_TASKS_.
a: Decide whether each statement below agrees with the notebook excerpt, answering yes or no and quoting the deciding words: (i) the AnnData object contains 4894 observations and 15687 variables; (ii) the layers include 'spliced' and 'unspliced'; (iii) the clusters are renamed under the 'louvain' key.
b: List every cluster name proposed in the annotation in the notebook excerpt.

_STUDY TEXT_.

AnnData object with n_obs × n_vars = 4894 × 15687
    obs: 'sampleName', 'n_genes_by_counts', 'total_counts', 'total_counts_ribo', 'pct_counts_ribo', 'total_counts_mt', 'pct_counts_mt', 'n_counts', 'ct_num_exp_genes', 'ct_score', 'ct_pseudotime', 'leiden'
    var: 'gene_ids', 'mt', 'ribo', 'n_cells_by_counts', 'mean_counts', 'pct_dropout_by_counts', 'total_counts', 'n_cells', 'highly_variable', 'means', 'dispersions', 'dispersions_norm', 'ct_gene_corr', 'ct_correlates', 'mean', 'std'
    uns: 'log1p', 'hvg', 'pca', 'neighbors', 'ct_params', 'leiden', 'leiden_colors'
    obsm: 'X_pca'
    varm: 'PCs'
    layers: 'spliced', 'unspliced', 'Ms', 'Mu'
    obsp: 'distances', 'connectivities'

[16]:

sc.tl.rank_genes_groups(adM1X, 'leiden')
sc.pl.rank_genes_groups_dotplot(adM1X, n_genes=8, groupby='leiden', use_raw=False, dendrogram=False)

WARNING: Default of the method has been changed to 't-test' from 't-test_overestim_var'

Based on this and what we found out on Tues, I think the following cluster annotation makes sense:

Primed
Ect
PGC
PrimStr
NC

Let’s rename the clusters

[17]:

new_sc_names = ["Primed","Ect", "PGC", "PrimStr", "NC"]
adM1X.rename_categories('leiden', new_sc_names)

[18]:

sc.tl.diffmap(adM1X)

[19]:

sc.set_figure_params(figsize="6,6")

Saved entries:

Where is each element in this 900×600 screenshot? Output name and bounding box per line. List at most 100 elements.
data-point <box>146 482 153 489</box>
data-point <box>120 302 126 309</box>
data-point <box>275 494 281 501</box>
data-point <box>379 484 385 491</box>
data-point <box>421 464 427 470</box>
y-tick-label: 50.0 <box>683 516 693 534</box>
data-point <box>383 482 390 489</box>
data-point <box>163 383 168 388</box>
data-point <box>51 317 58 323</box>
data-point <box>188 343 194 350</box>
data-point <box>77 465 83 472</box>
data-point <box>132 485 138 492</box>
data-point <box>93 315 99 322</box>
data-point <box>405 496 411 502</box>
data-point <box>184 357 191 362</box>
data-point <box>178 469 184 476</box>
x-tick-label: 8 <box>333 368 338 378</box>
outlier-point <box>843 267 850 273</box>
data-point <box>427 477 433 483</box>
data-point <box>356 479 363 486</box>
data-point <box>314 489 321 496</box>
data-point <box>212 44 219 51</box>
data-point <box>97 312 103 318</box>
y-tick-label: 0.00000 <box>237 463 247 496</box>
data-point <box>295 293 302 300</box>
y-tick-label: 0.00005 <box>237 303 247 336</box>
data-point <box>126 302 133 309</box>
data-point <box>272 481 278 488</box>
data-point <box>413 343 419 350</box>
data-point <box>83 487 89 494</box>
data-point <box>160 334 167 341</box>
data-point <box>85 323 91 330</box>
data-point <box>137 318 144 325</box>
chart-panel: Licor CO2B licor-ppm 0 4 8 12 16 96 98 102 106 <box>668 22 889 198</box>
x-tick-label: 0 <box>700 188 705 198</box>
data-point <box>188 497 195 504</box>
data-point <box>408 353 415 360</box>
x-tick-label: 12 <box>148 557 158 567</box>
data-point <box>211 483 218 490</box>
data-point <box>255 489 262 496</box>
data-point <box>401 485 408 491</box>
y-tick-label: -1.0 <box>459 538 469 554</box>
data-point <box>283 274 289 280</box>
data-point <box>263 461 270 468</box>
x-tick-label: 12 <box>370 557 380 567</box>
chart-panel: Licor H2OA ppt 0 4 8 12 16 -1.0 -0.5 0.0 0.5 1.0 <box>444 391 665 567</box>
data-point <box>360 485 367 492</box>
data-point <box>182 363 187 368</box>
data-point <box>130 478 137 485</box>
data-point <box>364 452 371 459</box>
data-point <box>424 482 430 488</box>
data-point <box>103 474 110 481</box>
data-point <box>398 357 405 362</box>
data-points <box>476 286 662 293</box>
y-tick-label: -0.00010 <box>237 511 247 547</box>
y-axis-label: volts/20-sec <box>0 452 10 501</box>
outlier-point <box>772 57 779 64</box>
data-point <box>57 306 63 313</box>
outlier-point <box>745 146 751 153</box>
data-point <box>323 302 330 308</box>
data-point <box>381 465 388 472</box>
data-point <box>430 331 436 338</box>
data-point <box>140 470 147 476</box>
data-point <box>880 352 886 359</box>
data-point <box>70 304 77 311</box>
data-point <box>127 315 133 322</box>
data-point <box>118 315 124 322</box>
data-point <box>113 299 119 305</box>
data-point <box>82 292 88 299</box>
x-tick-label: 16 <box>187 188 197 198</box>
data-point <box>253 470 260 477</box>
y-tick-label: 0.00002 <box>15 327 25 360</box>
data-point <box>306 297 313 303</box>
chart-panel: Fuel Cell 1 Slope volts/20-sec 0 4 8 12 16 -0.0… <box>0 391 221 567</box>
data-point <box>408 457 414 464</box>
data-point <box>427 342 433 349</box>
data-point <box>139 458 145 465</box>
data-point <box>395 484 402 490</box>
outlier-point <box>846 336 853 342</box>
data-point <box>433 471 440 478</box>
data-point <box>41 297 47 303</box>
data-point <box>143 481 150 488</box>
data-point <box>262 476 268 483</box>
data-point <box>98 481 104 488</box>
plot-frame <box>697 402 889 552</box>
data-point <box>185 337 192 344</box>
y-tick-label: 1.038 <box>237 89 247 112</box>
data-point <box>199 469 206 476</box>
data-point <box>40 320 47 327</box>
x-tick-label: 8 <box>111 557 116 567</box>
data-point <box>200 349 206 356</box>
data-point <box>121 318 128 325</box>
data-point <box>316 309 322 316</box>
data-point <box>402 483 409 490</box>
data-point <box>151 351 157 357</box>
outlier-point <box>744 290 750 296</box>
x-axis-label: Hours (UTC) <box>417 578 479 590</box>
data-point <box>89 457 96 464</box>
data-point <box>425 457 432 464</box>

_ANSWERS IN ORDER_.
a:
(i) Yes: "n_obs × n_vars = 4894 × 15687"
(ii) Yes: "layers: 'spliced', 'unspliced', 'Ms', 'Mu'"
(iii) No: "adM1X.rename_categories('leiden', new_sc_names)"

b: Primed, Ect, PGC, PrimStr, NC